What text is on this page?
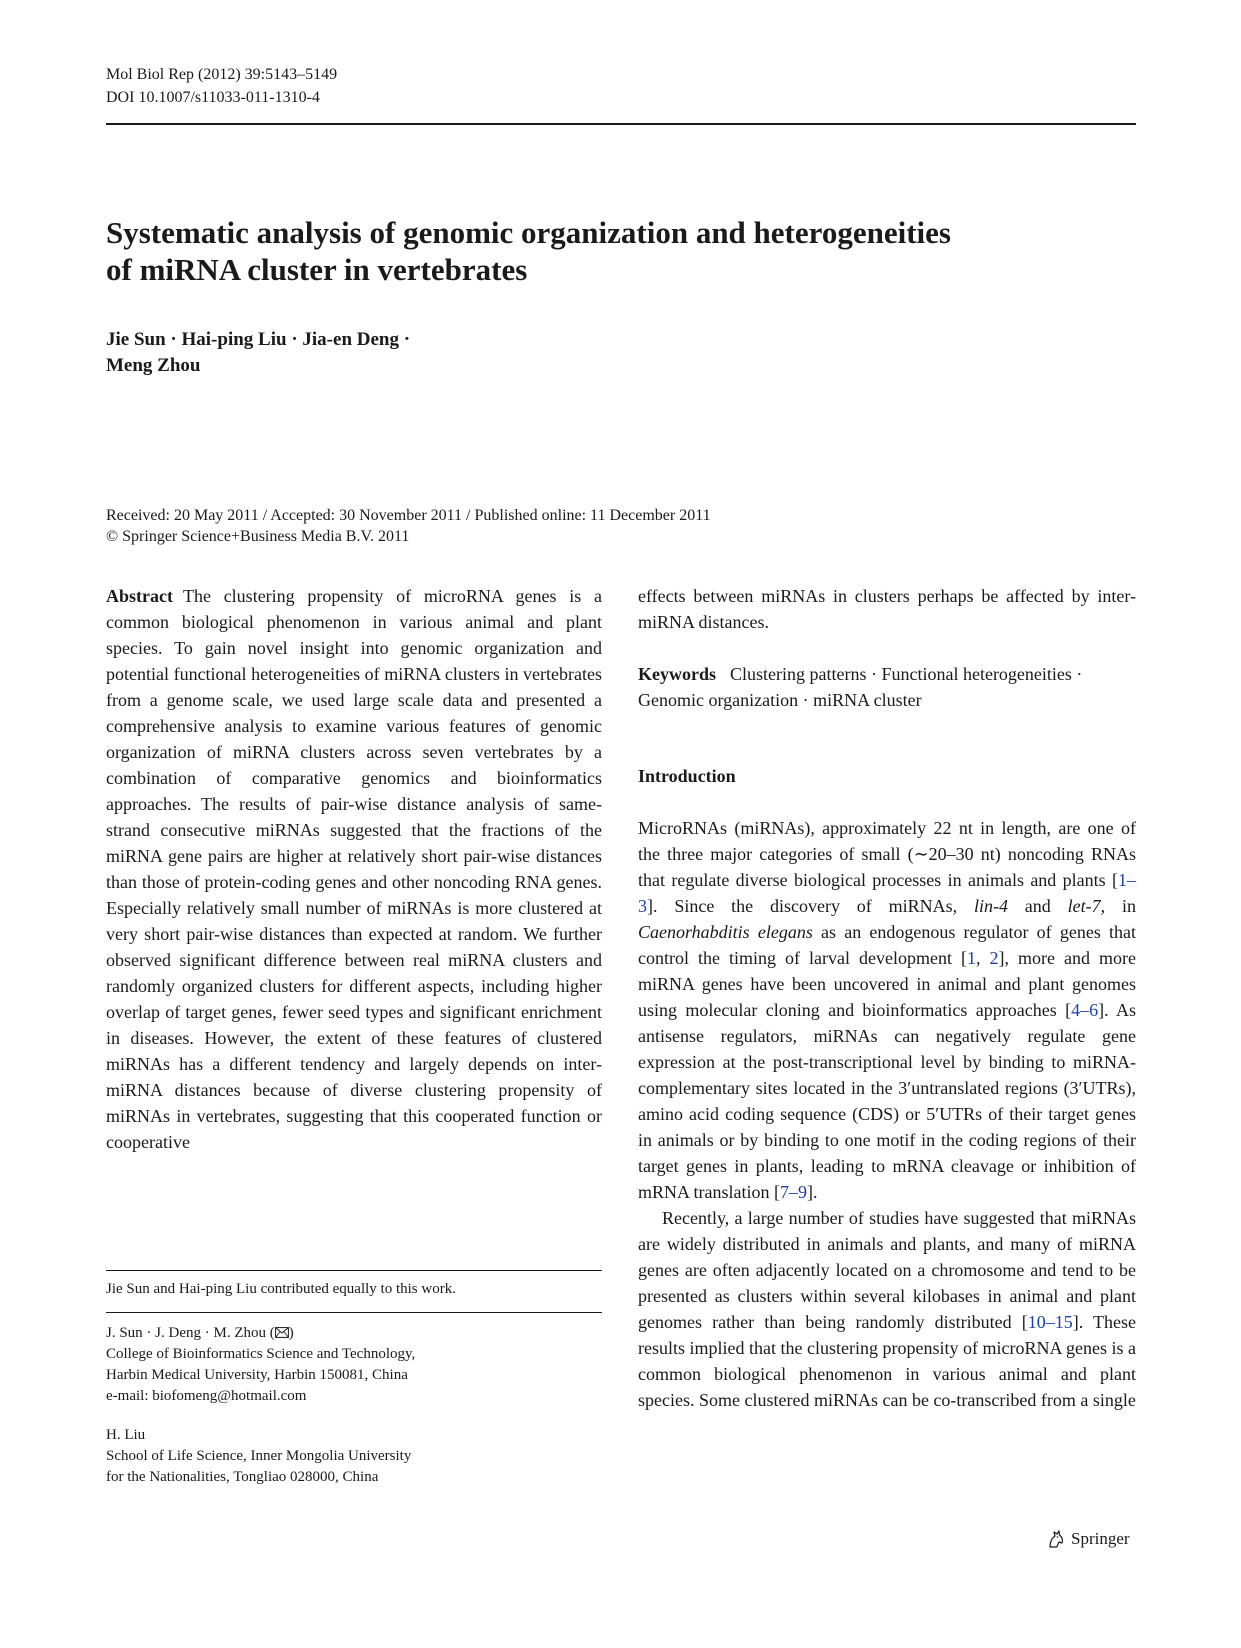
Mol Biol Rep (2012) 39:5143–5149
DOI 10.1007/s11033-011-1310-4
Systematic analysis of genomic organization and heterogeneities
of miRNA cluster in vertebrates
Jie Sun · Hai-ping Liu · Jia-en Deng ·
Meng Zhou
Received: 20 May 2011 / Accepted: 30 November 2011 / Published online: 11 December 2011
© Springer Science+Business Media B.V. 2011

Abstract The clustering propensity of microRNA genes is a common biological phenomenon in various animal and plant species. To gain novel insight into genomic organization and potential functional heterogeneities of miRNA clusters in vertebrates from a genome scale, we used large scale data and presented a comprehensive analysis to examine various features of genomic organization of miRNA clusters across seven vertebrates by a combination of comparative genomics and bioinformatics approaches. The results of pair-wise distance analysis of same-strand consecutive miRNAs suggested that the fractions of the miRNA gene pairs are higher at relatively short pair-wise distances than those of protein-coding genes and other noncoding RNA genes. Especially relatively small number of miRNAs is more clustered at very short pair-wise distances than expected at random. We further observed significant difference between real miRNA clusters and randomly organized clusters for different aspects, including higher overlap of target genes, fewer seed types and significant enrichment in diseases. However, the extent of these features of clustered miRNAs has a different tendency and largely depends on inter-miRNA distances because of diverse clustering propensity of miRNAs in vertebrates, suggesting that this cooperated function or cooperative

effects between miRNAs in clusters perhaps be affected by inter-miRNA distances.

Keywords Clustering patterns · Functional heterogeneities · Genomic organization · miRNA cluster

Introduction

MicroRNAs (miRNAs), approximately 22 nt in length, are one of the three major categories of small (∼20–30 nt) noncoding RNAs that regulate diverse biological processes in animals and plants [1–3]. Since the discovery of miRNAs, lin-4 and let-7, in Caenorhabditis elegans as an endogenous regulator of genes that control the timing of larval development [1, 2], more and more miRNA genes have been uncovered in animal and plant genomes using molecular cloning and bioinformatics approaches [4–6]. As antisense regulators, miRNAs can negatively regulate gene expression at the post-transcriptional level by binding to miRNA-complementary sites located in the 3′untranslated regions (3′UTRs), amino acid coding sequence (CDS) or 5′UTRs of their target genes in animals or by binding to one motif in the coding regions of their target genes in plants, leading to mRNA cleavage or inhibition of mRNA translation [7–9].

Recently, a large number of studies have suggested that miRNAs are widely distributed in animals and plants, and many of miRNA genes are often adjacently located on a chromosome and tend to be presented as clusters within several kilobases in animal and plant genomes rather than being randomly distributed [10–15]. These results implied that the clustering propensity of microRNA genes is a common biological phenomenon in various animal and plant species. Some clustered miRNAs can be co-transcribed from a single

Jie Sun and Hai-ping Liu contributed equally to this work.
J. Sun · J. Deng · M. Zhou ( )
College of Bioinformatics Science and Technology,
Harbin Medical University, Harbin 150081, China
e-mail: biofomeng@hotmail.com
H. Liu
School of Life Science, Inner Mongolia University
for the Nationalities, Tongliao 028000, China
Springer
□ □ □ □ □ □ □
#### [Prompt]
Where in the records above does the word "between" appear? Copy each line that holds it.

#### [Written solution]
Abstract The clustering propensity of microRNA genes is a common biological phenomenon in various animal and plant species. To gain novel insight into genomic organization and potential functional heterogeneities of miRNA clusters in vertebrates from a genome scale, we used large scale data and presented a comprehensive analysis to examine various features of genomic organization of miRNA clusters across seven vertebrates by a combination of comparative genomics and bioinformatics approaches. The results of pair-wise distance analysis of same-strand consecutive miRNAs suggested that the fractions of the miRNA gene pairs are higher at relatively short pair-wise distances than those of protein-coding genes and other noncoding RNA genes. Especially relatively small number of miRNAs is more clustered at very short pair-wise distances than expected at random. We further observed significant difference between real miRNA clusters and randomly organized clusters for different aspects, including higher overlap of target genes, fewer seed types and significant enrichment in diseases. However, the extent of these features of clustered miRNAs has a different tendency and largely depends on inter-miRNA distances because of diverse clustering propensity of miRNAs in vertebrates, suggesting that this cooperated function or cooperative
effects between miRNAs in clusters perhaps be affected by inter-miRNA distances.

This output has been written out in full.